### [Problem details]
Make a verbatim copy of the entries below; pictures stay out.
+++
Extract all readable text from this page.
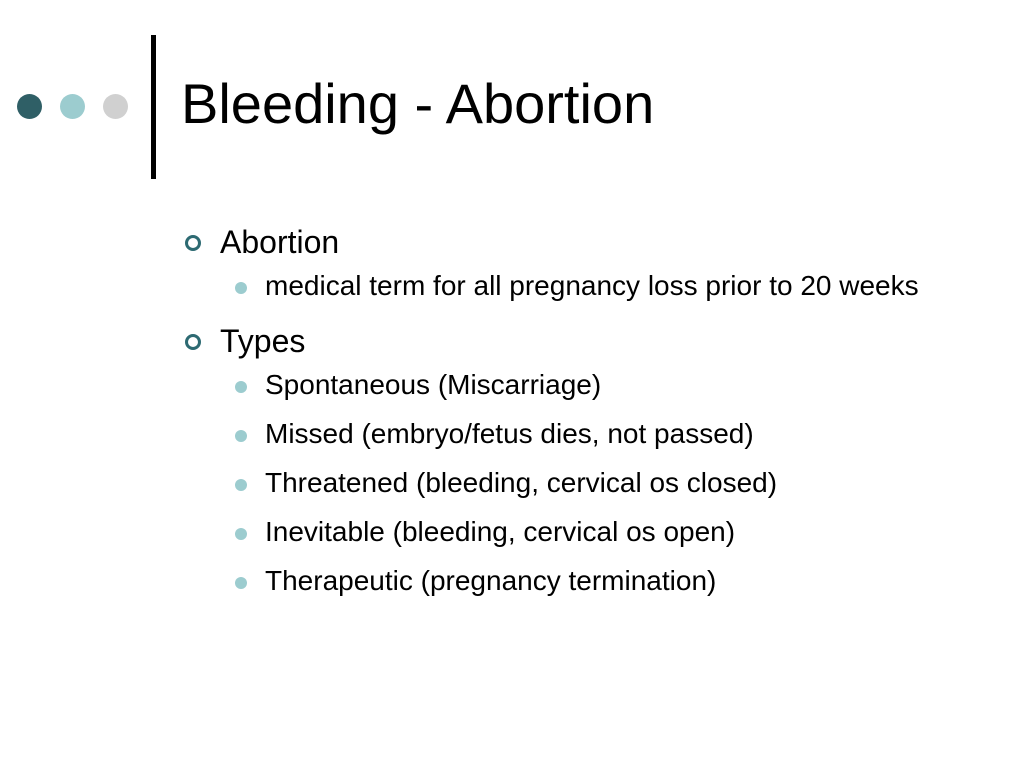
Bleeding - Abortion
Abortion
medical term for all pregnancy loss prior to 20 weeks
Types
Spontaneous (Miscarriage)
Missed (embryo/fetus dies, not passed)
Threatened (bleeding, cervical os closed)
Inevitable (bleeding, cervical os open)
Therapeutic (pregnancy termination)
+++
### [Answer to this problem]
Extract all readable text from this page.
Bleeding - Abortion
Abortion
medical term for all pregnancy loss prior to 20 weeks
Types
Spontaneous (Miscarriage)
Missed (embryo/fetus dies, not passed)
Threatened (bleeding, cervical os closed)
Inevitable (bleeding, cervical os open)
Therapeutic (pregnancy termination)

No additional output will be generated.